(Records from a collection)

===

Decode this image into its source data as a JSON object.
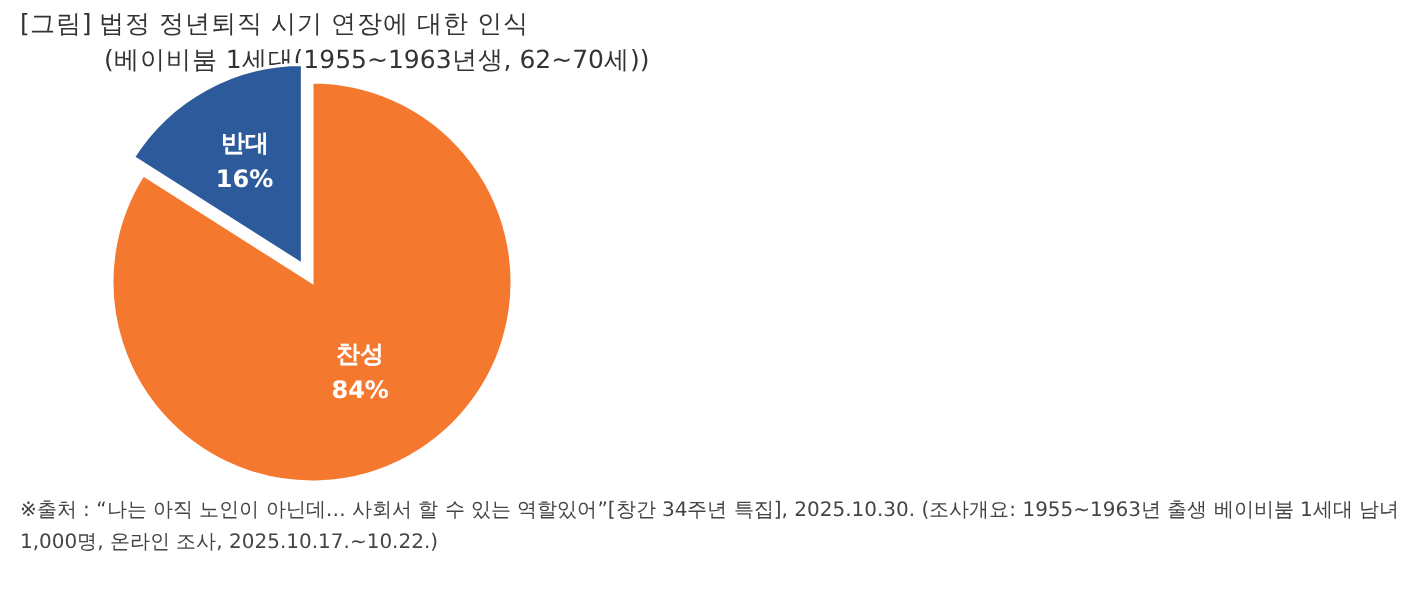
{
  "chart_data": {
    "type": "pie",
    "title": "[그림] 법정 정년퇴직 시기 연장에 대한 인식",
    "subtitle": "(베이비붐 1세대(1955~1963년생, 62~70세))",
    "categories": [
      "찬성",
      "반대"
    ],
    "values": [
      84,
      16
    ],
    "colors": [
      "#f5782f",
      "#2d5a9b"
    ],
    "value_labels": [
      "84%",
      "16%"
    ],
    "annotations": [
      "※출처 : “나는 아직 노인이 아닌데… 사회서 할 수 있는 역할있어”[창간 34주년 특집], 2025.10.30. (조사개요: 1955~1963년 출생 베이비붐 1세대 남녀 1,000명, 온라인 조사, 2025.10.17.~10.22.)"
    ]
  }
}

===

• INSTRUCTIONS TO FOLLOW: Output the data above without changes, apart from leaving out the pictures.

• REPLY:
Decode this image into its source data as a JSON object.
{
  "chart_data": {
    "type": "pie",
    "title": "[그림] 법정 정년퇴직 시기 연장에 대한 인식",
    "subtitle": "(베이비붐 1세대(1955~1963년생, 62~70세))",
    "categories": [
      "찬성",
      "반대"
    ],
    "values": [
      84,
      16
    ],
    "colors": [
      "#f5782f",
      "#2d5a9b"
    ],
    "value_labels": [
      "84%",
      "16%"
    ],
    "annotations": [
      "※출처 : “나는 아직 노인이 아닌데… 사회서 할 수 있는 역할있어”[창간 34주년 특집], 2025.10.30. (조사개요: 1955~1963년 출생 베이비붐 1세대 남녀 1,000명, 온라인 조사, 2025.10.17.~10.22.)"
    ]
  }
}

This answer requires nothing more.